▸ What to produce
Find the line containing "Parse this screenshot: output" in the material below; copy that line and all following lines exactly.

--------

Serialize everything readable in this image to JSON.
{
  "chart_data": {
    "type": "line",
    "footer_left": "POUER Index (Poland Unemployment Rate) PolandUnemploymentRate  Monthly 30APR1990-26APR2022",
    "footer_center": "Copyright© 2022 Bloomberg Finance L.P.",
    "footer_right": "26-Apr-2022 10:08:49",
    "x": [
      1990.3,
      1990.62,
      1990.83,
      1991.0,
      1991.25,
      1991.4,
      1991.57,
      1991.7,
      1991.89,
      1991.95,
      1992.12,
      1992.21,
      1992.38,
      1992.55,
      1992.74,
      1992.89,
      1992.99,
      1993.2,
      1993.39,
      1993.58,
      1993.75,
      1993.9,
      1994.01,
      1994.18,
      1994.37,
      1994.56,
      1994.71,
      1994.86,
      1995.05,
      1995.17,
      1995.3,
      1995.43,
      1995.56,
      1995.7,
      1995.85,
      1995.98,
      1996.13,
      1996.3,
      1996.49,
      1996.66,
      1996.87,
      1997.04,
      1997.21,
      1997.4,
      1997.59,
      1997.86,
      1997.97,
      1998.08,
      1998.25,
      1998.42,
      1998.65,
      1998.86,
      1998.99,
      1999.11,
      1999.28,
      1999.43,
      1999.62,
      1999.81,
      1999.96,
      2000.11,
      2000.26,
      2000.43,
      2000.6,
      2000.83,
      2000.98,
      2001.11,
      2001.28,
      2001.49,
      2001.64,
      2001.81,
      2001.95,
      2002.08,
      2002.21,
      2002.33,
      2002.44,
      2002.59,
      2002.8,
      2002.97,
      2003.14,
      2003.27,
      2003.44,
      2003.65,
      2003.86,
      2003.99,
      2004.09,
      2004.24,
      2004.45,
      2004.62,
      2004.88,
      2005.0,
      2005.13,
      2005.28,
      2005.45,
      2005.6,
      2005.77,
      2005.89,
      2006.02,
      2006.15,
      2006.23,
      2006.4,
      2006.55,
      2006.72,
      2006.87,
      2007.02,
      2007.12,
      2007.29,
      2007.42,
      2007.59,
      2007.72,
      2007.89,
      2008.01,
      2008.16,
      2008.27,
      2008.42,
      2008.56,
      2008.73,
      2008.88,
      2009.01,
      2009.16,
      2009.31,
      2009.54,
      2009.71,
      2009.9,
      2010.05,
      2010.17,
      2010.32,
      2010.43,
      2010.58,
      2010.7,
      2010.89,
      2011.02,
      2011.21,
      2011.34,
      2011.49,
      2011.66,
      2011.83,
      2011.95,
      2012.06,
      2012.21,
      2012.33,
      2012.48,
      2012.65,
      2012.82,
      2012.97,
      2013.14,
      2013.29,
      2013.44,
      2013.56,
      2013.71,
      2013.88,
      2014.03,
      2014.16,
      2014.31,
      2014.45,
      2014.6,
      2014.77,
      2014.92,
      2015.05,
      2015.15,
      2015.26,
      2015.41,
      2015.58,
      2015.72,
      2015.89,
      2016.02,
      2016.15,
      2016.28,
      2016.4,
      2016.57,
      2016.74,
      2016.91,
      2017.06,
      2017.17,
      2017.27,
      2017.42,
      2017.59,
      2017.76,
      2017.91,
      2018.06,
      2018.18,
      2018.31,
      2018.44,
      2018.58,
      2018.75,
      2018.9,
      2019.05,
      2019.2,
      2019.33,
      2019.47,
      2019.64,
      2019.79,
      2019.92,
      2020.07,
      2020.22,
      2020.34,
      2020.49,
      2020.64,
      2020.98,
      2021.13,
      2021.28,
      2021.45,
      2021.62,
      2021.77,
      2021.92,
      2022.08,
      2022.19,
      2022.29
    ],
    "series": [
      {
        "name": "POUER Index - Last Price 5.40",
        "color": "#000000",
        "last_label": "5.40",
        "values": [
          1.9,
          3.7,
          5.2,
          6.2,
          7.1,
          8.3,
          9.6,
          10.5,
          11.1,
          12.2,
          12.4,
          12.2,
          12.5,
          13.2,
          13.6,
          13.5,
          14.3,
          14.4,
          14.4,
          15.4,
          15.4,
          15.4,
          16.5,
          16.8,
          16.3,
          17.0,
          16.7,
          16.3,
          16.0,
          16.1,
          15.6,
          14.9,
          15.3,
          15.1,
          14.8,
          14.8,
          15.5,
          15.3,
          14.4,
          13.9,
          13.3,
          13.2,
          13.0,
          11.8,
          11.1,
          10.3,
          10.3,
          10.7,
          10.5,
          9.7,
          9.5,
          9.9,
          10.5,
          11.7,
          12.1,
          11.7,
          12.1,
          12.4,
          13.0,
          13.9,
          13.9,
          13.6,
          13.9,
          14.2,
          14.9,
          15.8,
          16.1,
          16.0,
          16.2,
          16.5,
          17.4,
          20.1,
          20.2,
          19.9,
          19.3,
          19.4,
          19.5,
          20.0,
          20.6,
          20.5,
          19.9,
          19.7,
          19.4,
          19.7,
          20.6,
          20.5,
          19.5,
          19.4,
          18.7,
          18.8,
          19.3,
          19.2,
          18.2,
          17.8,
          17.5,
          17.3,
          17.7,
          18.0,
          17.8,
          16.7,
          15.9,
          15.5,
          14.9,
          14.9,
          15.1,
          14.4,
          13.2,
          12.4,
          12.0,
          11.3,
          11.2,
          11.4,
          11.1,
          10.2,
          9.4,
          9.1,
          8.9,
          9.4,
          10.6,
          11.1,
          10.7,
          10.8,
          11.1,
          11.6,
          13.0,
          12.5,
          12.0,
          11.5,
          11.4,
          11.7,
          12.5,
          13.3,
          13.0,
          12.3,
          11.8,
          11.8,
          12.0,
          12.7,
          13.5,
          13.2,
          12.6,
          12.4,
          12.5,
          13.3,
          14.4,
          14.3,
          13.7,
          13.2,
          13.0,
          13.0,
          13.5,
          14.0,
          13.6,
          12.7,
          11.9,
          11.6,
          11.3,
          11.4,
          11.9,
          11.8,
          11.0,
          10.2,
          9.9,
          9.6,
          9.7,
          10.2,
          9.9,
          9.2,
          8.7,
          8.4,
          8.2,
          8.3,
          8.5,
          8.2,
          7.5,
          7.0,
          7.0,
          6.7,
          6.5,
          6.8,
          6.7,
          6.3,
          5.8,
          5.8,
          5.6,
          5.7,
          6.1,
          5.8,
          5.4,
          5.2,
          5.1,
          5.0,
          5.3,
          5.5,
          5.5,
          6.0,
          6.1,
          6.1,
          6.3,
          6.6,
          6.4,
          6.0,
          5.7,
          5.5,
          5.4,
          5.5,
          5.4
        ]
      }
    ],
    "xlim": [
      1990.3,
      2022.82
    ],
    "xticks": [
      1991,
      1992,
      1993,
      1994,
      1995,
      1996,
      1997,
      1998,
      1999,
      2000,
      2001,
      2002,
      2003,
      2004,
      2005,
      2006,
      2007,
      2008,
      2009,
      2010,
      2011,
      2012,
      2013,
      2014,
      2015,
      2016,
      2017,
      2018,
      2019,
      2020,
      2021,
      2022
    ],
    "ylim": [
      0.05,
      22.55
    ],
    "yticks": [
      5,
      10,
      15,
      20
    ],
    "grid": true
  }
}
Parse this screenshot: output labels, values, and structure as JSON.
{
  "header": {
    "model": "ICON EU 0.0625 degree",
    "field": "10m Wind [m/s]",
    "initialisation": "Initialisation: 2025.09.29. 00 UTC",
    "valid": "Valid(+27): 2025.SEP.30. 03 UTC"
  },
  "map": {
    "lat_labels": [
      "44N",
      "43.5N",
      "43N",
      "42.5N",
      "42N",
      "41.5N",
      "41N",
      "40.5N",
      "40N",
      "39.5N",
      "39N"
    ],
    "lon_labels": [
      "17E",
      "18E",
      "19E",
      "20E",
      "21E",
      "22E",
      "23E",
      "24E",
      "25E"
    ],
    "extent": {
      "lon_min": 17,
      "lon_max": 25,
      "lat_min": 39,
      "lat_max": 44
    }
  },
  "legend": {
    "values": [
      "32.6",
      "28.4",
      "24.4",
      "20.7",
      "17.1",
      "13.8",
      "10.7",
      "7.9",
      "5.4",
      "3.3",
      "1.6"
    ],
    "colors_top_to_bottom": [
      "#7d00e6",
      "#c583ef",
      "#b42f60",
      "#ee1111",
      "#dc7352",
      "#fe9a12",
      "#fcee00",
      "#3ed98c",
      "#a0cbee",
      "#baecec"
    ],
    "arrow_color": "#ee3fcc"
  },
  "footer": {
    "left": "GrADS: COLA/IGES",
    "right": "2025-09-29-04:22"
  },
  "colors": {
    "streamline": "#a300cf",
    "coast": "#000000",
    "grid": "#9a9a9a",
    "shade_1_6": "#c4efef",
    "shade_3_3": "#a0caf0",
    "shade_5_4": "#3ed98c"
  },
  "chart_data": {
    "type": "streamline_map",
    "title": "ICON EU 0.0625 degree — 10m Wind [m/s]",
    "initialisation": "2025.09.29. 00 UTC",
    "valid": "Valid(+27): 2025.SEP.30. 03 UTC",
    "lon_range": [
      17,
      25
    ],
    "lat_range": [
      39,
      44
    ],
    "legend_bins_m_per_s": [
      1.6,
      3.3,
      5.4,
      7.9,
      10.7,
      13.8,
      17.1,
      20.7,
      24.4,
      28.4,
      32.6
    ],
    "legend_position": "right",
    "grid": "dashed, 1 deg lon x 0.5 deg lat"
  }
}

--------

▸ The response
Parse this screenshot: output labels, values, and structure as JSON.
{
  "header": {
    "model": "ICON EU 0.0625 degree",
    "field": "10m Wind [m/s]",
    "initialisation": "Initialisation: 2025.09.29. 00 UTC",
    "valid": "Valid(+27): 2025.SEP.30. 03 UTC"
  },
  "map": {
    "lat_labels": [
      "44N",
      "43.5N",
      "43N",
      "42.5N",
      "42N",
      "41.5N",
      "41N",
      "40.5N",
      "40N",
      "39.5N",
      "39N"
    ],
    "lon_labels": [
      "17E",
      "18E",
      "19E",
      "20E",
      "21E",
      "22E",
      "23E",
      "24E",
      "25E"
    ],
    "extent": {
      "lon_min": 17,
      "lon_max": 25,
      "lat_min": 39,
      "lat_max": 44
    }
  },
  "legend": {
    "values": [
      "32.6",
      "28.4",
      "24.4",
      "20.7",
      "17.1",
      "13.8",
      "10.7",
      "7.9",
      "5.4",
      "3.3",
      "1.6"
    ],
    "colors_top_to_bottom": [
      "#7d00e6",
      "#c583ef",
      "#b42f60",
      "#ee1111",
      "#dc7352",
      "#fe9a12",
      "#fcee00",
      "#3ed98c",
      "#a0cbee",
      "#baecec"
    ],
    "arrow_color": "#ee3fcc"
  },
  "footer": {
    "left": "GrADS: COLA/IGES",
    "right": "2025-09-29-04:22"
  },
  "colors": {
    "streamline": "#a300cf",
    "coast": "#000000",
    "grid": "#9a9a9a",
    "shade_1_6": "#c4efef",
    "shade_3_3": "#a0caf0",
    "shade_5_4": "#3ed98c"
  },
  "chart_data": {
    "type": "streamline_map",
    "title": "ICON EU 0.0625 degree — 10m Wind [m/s]",
    "initialisation": "2025.09.29. 00 UTC",
    "valid": "Valid(+27): 2025.SEP.30. 03 UTC",
    "lon_range": [
      17,
      25
    ],
    "lat_range": [
      39,
      44
    ],
    "legend_bins_m_per_s": [
      1.6,
      3.3,
      5.4,
      7.9,
      10.7,
      13.8,
      17.1,
      20.7,
      24.4,
      28.4,
      32.6
    ],
    "legend_position": "right",
    "grid": "dashed, 1 deg lon x 0.5 deg lat"
  }
}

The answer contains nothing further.